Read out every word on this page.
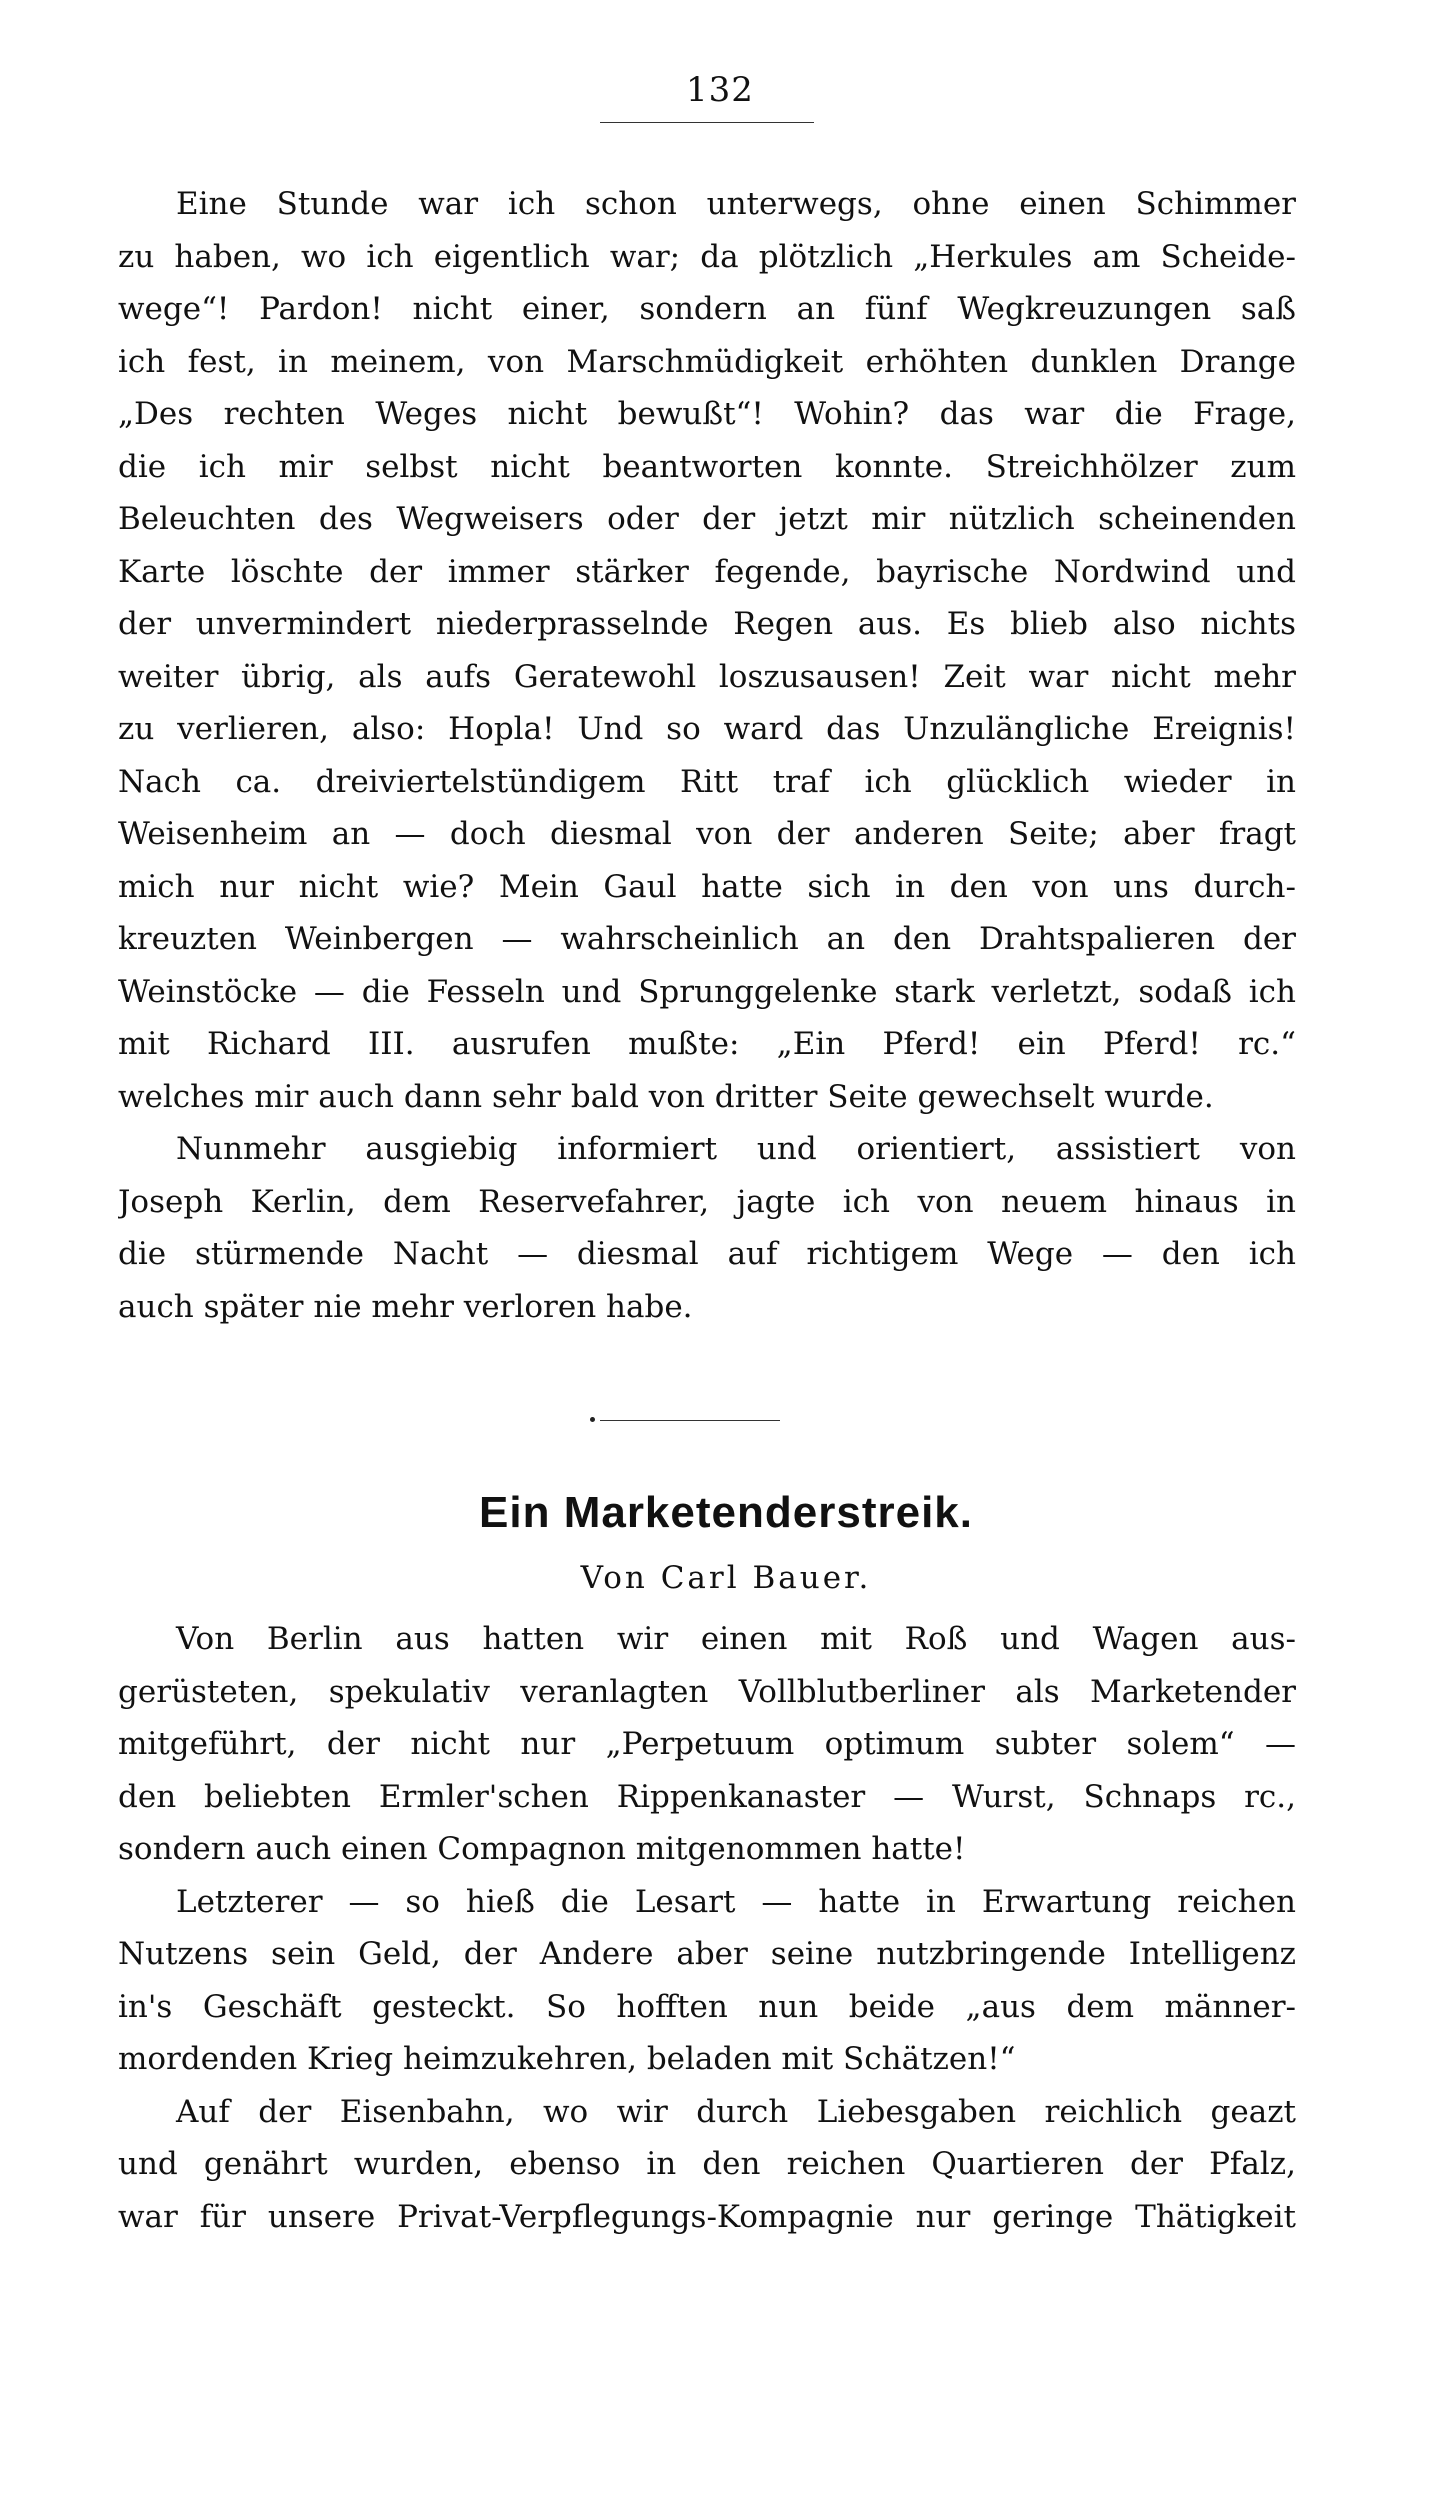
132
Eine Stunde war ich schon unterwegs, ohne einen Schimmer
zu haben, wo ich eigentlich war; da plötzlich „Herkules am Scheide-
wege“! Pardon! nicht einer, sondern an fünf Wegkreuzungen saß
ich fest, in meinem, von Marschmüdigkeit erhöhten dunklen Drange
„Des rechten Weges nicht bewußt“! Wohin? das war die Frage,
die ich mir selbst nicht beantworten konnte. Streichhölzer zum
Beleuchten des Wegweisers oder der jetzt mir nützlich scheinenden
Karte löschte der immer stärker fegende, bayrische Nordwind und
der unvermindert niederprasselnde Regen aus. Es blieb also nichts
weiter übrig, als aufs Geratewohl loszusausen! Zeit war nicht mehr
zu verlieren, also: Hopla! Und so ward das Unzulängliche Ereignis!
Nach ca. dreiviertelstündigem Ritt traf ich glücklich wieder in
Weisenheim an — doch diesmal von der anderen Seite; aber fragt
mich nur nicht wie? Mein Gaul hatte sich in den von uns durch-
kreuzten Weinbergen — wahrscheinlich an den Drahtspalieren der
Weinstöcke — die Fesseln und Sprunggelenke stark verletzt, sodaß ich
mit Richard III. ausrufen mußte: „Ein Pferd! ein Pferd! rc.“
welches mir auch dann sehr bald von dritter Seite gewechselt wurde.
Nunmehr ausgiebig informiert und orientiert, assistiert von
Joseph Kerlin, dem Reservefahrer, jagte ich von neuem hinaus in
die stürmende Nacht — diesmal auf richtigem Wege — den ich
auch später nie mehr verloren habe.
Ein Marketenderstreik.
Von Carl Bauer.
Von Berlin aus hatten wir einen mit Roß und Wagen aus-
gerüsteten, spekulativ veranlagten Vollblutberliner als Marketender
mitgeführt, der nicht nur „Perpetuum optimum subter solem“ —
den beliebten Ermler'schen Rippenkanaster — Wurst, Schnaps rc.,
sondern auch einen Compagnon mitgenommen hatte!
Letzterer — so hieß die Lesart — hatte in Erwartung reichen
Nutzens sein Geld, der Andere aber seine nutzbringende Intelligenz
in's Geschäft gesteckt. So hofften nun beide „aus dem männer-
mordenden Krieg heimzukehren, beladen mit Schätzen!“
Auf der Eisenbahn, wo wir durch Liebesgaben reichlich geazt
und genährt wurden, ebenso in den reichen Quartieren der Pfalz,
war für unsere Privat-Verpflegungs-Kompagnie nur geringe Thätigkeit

---

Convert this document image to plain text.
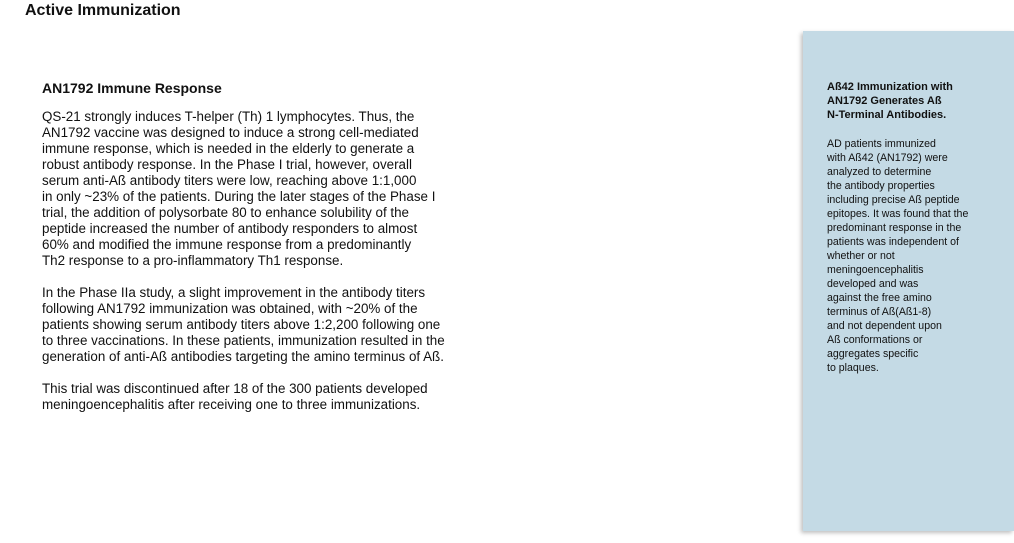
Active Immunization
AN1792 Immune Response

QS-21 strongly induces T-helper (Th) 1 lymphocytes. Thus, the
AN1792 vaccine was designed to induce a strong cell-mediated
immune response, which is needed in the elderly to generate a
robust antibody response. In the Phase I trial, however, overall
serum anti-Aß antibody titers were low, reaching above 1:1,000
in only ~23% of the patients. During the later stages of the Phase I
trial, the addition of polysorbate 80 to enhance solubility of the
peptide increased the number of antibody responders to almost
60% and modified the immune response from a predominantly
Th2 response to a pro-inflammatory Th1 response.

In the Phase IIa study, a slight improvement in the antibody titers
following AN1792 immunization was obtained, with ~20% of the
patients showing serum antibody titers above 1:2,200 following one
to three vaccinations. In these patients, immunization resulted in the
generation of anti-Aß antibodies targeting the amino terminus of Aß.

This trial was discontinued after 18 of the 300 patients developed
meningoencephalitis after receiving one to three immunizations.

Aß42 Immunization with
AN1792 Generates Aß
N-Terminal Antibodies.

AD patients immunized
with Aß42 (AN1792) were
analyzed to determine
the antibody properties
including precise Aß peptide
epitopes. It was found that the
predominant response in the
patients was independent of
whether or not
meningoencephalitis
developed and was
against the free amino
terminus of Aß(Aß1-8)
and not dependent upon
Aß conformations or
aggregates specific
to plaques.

--

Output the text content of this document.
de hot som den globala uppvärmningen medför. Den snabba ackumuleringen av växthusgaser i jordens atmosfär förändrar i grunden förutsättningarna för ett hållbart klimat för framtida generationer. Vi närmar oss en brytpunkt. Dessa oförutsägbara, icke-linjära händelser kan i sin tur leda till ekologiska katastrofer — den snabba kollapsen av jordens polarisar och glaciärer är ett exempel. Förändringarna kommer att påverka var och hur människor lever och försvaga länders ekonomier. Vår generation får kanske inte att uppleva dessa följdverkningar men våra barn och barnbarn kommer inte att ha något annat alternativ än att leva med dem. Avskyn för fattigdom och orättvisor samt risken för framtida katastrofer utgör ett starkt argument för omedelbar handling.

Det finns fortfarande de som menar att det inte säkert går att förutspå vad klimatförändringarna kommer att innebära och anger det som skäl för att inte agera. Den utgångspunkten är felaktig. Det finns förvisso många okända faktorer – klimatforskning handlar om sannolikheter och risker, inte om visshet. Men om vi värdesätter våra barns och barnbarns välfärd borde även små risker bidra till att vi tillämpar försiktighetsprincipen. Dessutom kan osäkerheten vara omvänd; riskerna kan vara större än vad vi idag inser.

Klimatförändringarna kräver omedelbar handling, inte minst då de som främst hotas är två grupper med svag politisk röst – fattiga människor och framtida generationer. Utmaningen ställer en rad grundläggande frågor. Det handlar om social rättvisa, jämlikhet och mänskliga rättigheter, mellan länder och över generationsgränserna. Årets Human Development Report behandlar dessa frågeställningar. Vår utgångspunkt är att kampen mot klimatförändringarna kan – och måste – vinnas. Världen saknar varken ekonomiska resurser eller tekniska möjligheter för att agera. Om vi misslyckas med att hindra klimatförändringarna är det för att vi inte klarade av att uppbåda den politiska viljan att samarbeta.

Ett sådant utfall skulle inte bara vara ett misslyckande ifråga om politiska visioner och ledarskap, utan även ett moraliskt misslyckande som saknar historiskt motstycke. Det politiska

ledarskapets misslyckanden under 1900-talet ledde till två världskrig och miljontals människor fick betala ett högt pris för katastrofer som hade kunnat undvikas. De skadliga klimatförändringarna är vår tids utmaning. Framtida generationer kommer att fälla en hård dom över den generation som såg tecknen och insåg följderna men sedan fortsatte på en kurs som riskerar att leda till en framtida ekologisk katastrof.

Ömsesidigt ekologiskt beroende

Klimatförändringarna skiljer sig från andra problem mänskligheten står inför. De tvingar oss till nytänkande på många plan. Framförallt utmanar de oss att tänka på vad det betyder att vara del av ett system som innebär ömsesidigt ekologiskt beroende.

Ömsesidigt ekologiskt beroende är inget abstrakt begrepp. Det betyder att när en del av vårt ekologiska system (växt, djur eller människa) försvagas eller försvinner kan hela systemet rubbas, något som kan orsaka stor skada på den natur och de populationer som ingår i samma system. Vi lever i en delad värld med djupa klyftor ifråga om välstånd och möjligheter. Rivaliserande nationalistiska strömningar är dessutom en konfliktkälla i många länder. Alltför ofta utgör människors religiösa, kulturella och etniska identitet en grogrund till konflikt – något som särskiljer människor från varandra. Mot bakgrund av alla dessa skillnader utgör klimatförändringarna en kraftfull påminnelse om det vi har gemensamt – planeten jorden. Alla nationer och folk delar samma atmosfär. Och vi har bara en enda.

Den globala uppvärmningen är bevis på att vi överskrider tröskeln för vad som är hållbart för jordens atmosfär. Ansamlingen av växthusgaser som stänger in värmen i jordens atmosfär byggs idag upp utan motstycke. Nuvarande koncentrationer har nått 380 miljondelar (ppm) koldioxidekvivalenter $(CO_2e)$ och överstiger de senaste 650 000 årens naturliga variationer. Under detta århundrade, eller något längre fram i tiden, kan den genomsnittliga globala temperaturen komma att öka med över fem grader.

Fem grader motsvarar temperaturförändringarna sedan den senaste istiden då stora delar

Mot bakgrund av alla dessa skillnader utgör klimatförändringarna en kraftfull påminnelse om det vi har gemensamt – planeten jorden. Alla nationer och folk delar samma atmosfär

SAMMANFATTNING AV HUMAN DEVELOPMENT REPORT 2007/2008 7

* [Try it]:
Look over the records above and say how many lines hold the word "över", giving the number alone.

* [Result below]:
3